WHAT THIS TASK INVOLVES: Take the entries that follow and return only the lines from the one with "Extract all readable text from this page." through the final line, leaving every picture behind.

RECORD SET:
----------------

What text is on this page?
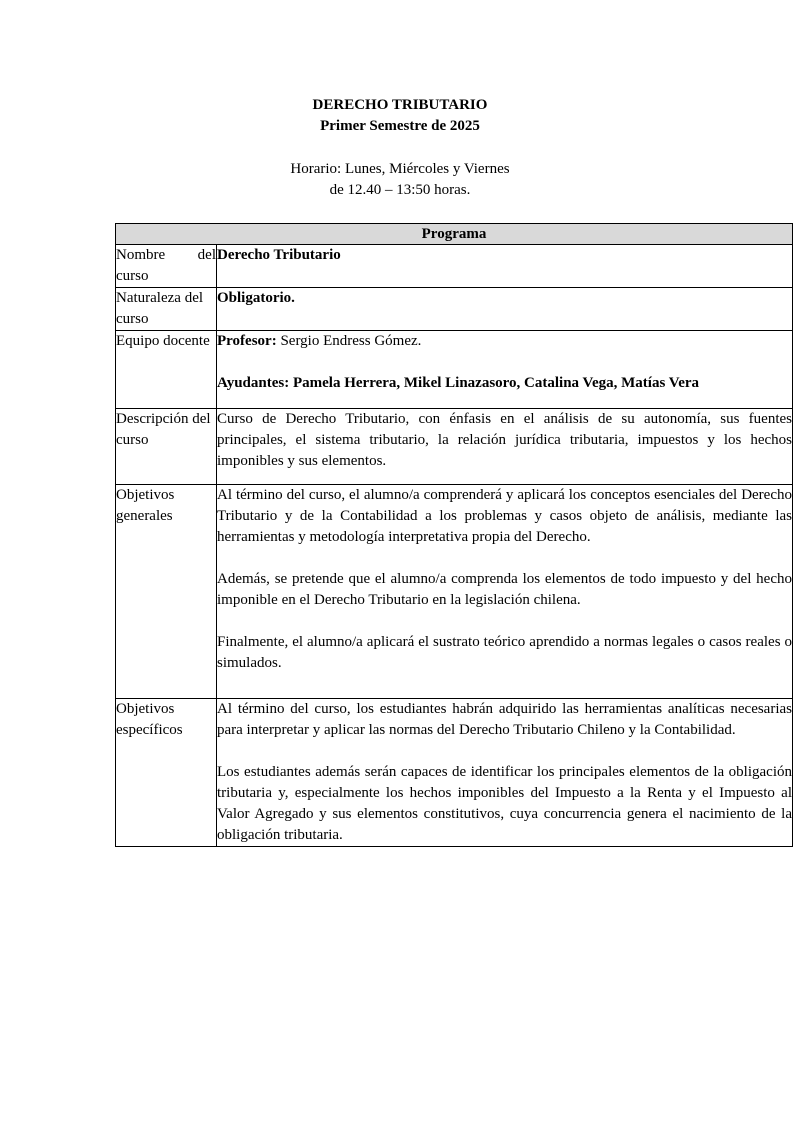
DERECHO TRIBUTARIO
Primer Semestre de 2025
Horario: Lunes, Miércoles y Viernes
de 12.40 – 13:50 horas.
Programa	
Nombre del curso	Derecho Tributario
Naturaleza del curso	Obligatorio.
Equipo docente	Profesor: Sergio Endress Gómez.

Ayudantes: Pamela Herrera, Mikel Linazasoro, Catalina Vega, Matías Vera

Descripción del curso	Curso de Derecho Tributario, con énfasis en el análisis de su autonomía, sus fuentes principales, el sistema tributario, la relación jurídica tributaria, impuestos y los hechos imponibles y sus elementos.

Objetivos generales	Al término del curso, el alumno/a comprenderá y aplicará los conceptos esenciales del Derecho Tributario y de la Contabilidad a los problemas y casos objeto de análisis, mediante las herramientas y metodología interpretativa propia del Derecho.

Además, se pretende que el alumno/a comprenda los elementos de todo impuesto y del hecho imponible en el Derecho Tributario en la legislación chilena.

Finalmente, el alumno/a aplicará el sustrato teórico aprendido a normas legales o casos reales o simulados.

Objetivos específicos	Al término del curso, los estudiantes habrán adquirido las herramientas analíticas necesarias para interpretar y aplicar las normas del Derecho Tributario Chileno y la Contabilidad.

Los estudiantes además serán capaces de identificar los principales elementos de la obligación tributaria y, especialmente los hechos imponibles del Impuesto a la Renta y el Impuesto al Valor Agregado y sus elementos constitutivos, cuya concurrencia genera el nacimiento de la obligación tributaria.
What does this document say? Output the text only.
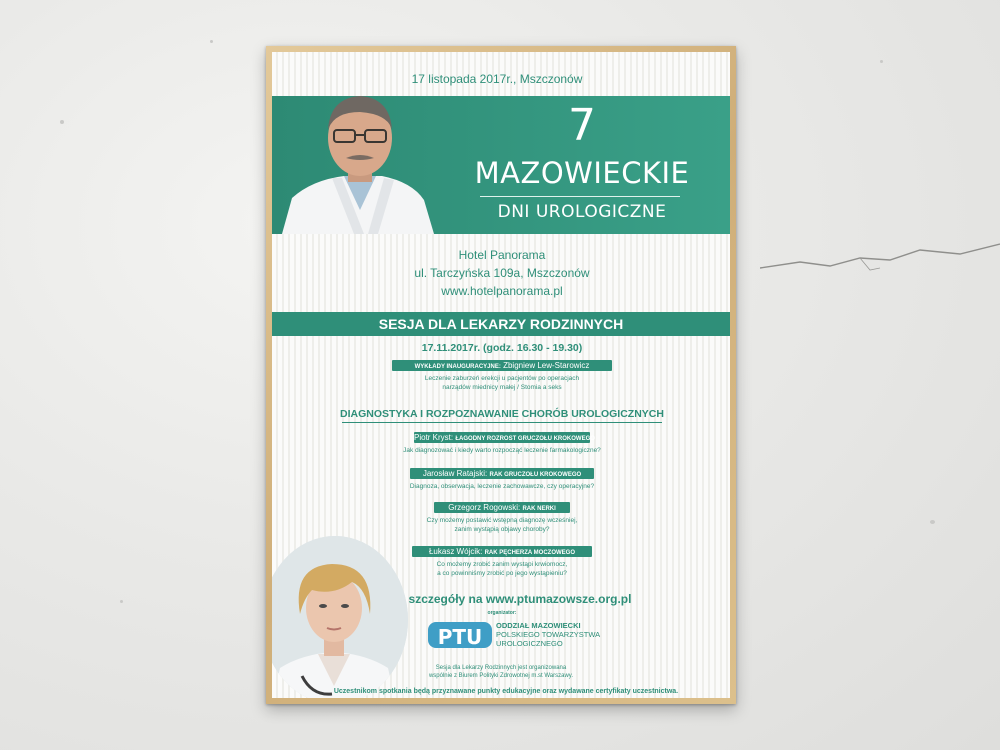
17 listopada 2017r., Mszczonów
7
MAZOWIECKIE
DNI UROLOGICZNE
Hotel Panorama
ul. Tarczyńska 109a, Mszczonów
www.hotelpanorama.pl
SESJA DLA LEKARZY RODZINNYCH
17.11.2017r. (godz. 16.30 - 19.30)
WYKŁADY INAUGURACYJNE: Zbigniew Lew-Starowicz
Leczenie zaburzeń erekcji u pacjentów po operacjach
narządów miednicy małej / Stomia a seks
DIAGNOSTYKA I ROZPOZNAWANIE CHORÓB UROLOGICZNYCH
Piotr Kryst: ŁAGODNY ROZROST GRUCZOŁU KROKOWEGO
Jak diagnozować i kiedy warto rozpocząć leczenie farmakologiczne?
Jarosław Ratajski: RAK GRUCZOŁU KROKOWEGO
Diagnoza, obserwacja, leczenie zachowawcze, czy operacyjne?
Grzegorz Rogowski: RAK NERKI
Czy możemy postawić wstępną diagnozę wcześniej,
zanim wystąpią objawy choroby?
Łukasz Wójcik: RAK PĘCHERZA MOCZOWEGO
Co możemy zrobić zanim wystąpi krwiomocz,
a co powinniśmy zrobić po jego wystąpieniu?
szczegóły na www.ptumazowsze.org.pl
organizator:
PTU ODDZIAŁ MAZOWIECKI
POLSKIEGO TOWARZYSTWA
UROLOGICZNEGO
Sesja dla Lekarzy Rodzinnych jest organizowana
wspólnie z Biurem Polityki Zdrowotnej m.st Warszawy.
Uczestnikom spotkania będą przyznawane punkty edukacyjne oraz wydawane certyfikaty uczestnictwa.
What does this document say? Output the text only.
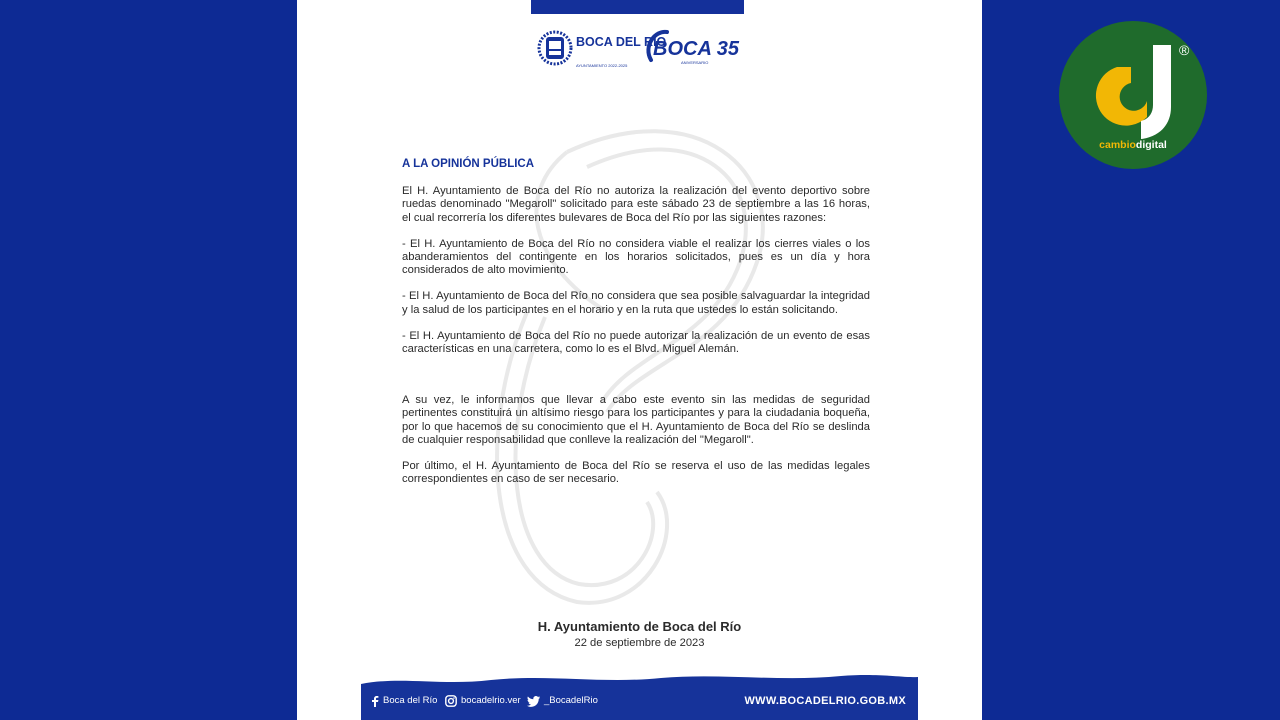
BOCA DEL RÍO
AYUNTAMIENTO 2022-2025
BOCA 35
ANIVERSARIO
A LA OPINIÓN PÚBLICA

El H. Ayuntamiento de Boca del Río no autoriza la realización del evento deportivo sobre ruedas denominado "Megaroll" solicitado para este sábado 23 de septiembre a las 16 horas, el cual recorrería los diferentes bulevares de Boca del Río por las siguientes razones:

- El H. Ayuntamiento de Boca del Río no considera viable el realizar los cierres viales o los abanderamientos del contingente en los horarios solicitados, pues es un día y hora considerados de alto movimiento.

- El H. Ayuntamiento de Boca del Río no considera que sea posible salvaguardar la integridad y la salud de los participantes en el horario y en la ruta que ustedes lo están solicitando.

- El H. Ayuntamiento de Boca del Río no puede autorizar la realización de un evento de esas características en una carretera, como lo es el Blvd. Miguel Alemán.

A su vez, le informamos que llevar a cabo este evento sin las medidas de seguridad pertinentes constituirá un altísimo riesgo para los participantes y para la ciudadania boqueña, por lo que hacemos de su conocimiento que el H. Ayuntamiento de Boca del Río se deslinda de cualquier responsabilidad que conlleve la realización del "Megaroll".

Por último, el H. Ayuntamiento de Boca del Río se reserva el uso de las medidas legales correspondientes en caso de ser necesario.

H. Ayuntamiento de Boca del Río
22 de septiembre de 2023
Boca del Río bocadelrio.ver _BocadelRio	WWW.BOCADELRIO.GOB.MX
®
cambiodigital
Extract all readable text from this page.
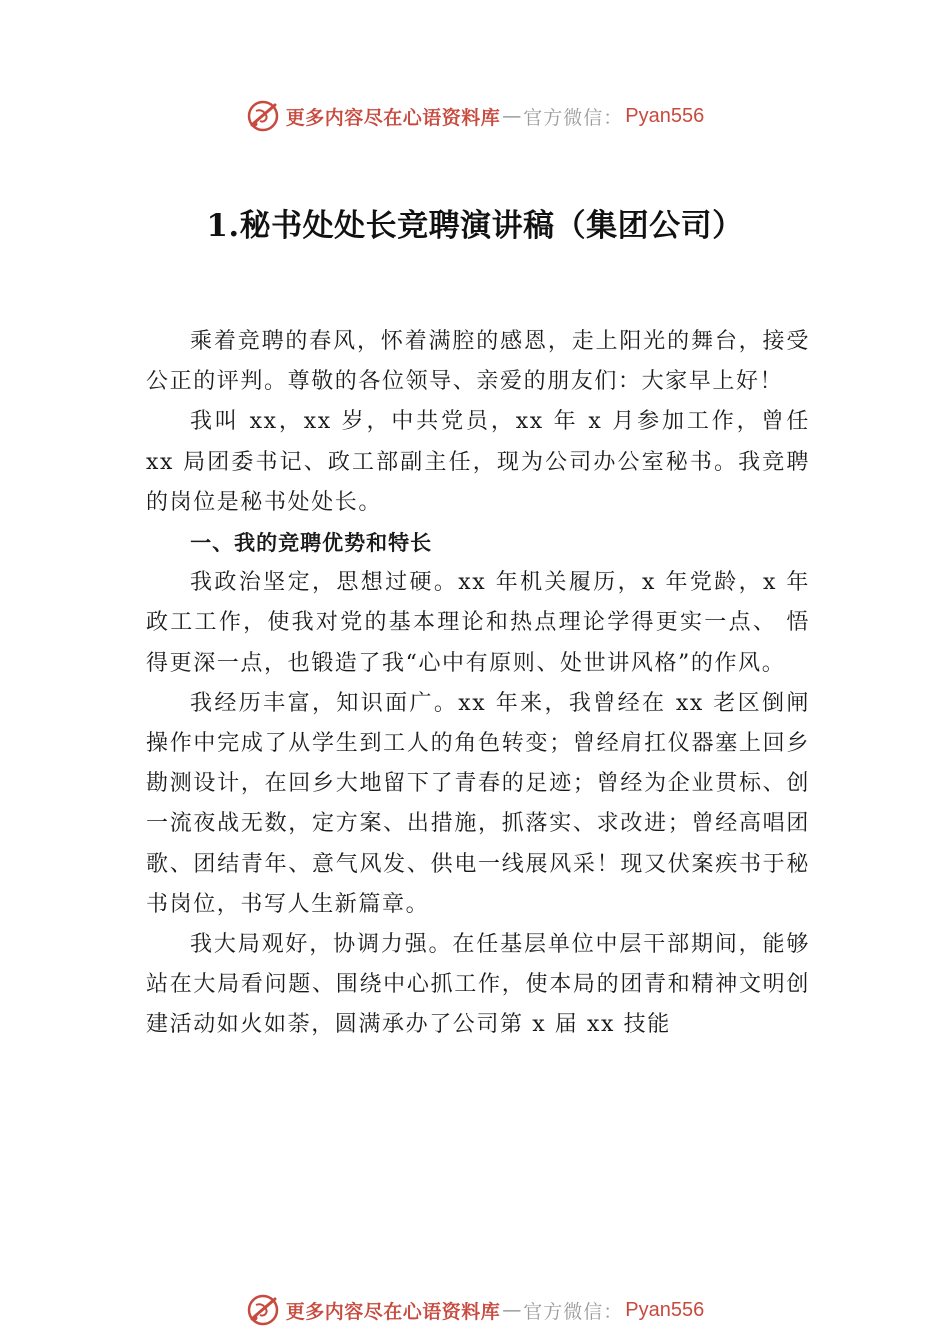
更多内容尽在心语资料库 — 官方微信： Pyan556
1.秘书处处长竞聘演讲稿（集团公司）

乘着竞聘的春风，怀着满腔的感恩，走上阳光的舞台，接受公正的评判。尊敬的各位领导、亲爱的朋友们：大家早上好！

我叫 xx，xx 岁，中共党员，xx 年 x 月参加工作，曾任 xx 局团委书记、政工部副主任，现为公司办公室秘书。我竞聘的岗位是秘书处处长。

一、我的竞聘优势和特长

我政治坚定，思想过硬。xx 年机关履历，x 年党龄，x 年政工工作，使我对党的基本理论和热点理论学得更实一点、 悟得更深一点，也锻造了我“心中有原则、处世讲风格”的作风。

我经历丰富，知识面广。xx 年来，我曾经在 xx 老区倒闸操作中完成了从学生到工人的角色转变；曾经肩扛仪器塞上回乡勘测设计，在回乡大地留下了青春的足迹；曾经为企业贯标、创一流夜战无数，定方案、出措施，抓落实、求改进；曾经高唱团歌、团结青年、意气风发、供电一线展风采！现又伏案疾书于秘书岗位，书写人生新篇章。

我大局观好，协调力强。在任基层单位中层干部期间，能够站在大局看问题、围绕中心抓工作，使本局的团青和精神文明创建活动如火如荼，圆满承办了公司第 x 届 xx 技能

更多内容尽在心语资料库 — 官方微信： Pyan556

----------------

EXERCISE SOLUTION:
Extract all readable text from this page.
更多内容尽在心语资料库 — 官方微信： Pyan556
1.秘书处处长竞聘演讲稿（集团公司）

乘着竞聘的春风，怀着满腔的感恩，走上阳光的舞台，接受公正的评判。尊敬的各位领导、亲爱的朋友们：大家早上好！

我叫 xx，xx 岁，中共党员，xx 年 x 月参加工作，曾任 xx 局团委书记、政工部副主任，现为公司办公室秘书。我竞聘的岗位是秘书处处长。

一、我的竞聘优势和特长

我政治坚定，思想过硬。xx 年机关履历，x 年党龄，x 年政工工作，使我对党的基本理论和热点理论学得更实一点、 悟得更深一点，也锻造了我“心中有原则、处世讲风格”的作风。

我经历丰富，知识面广。xx 年来，我曾经在 xx 老区倒闸操作中完成了从学生到工人的角色转变；曾经肩扛仪器塞上回乡勘测设计，在回乡大地留下了青春的足迹；曾经为企业贯标、创一流夜战无数，定方案、出措施，抓落实、求改进；曾经高唱团歌、团结青年、意气风发、供电一线展风采！现又伏案疾书于秘书岗位，书写人生新篇章。

我大局观好，协调力强。在任基层单位中层干部期间，能够站在大局看问题、围绕中心抓工作，使本局的团青和精神文明创建活动如火如荼，圆满承办了公司第 x 届 xx 技能

更多内容尽在心语资料库 — 官方微信： Pyan556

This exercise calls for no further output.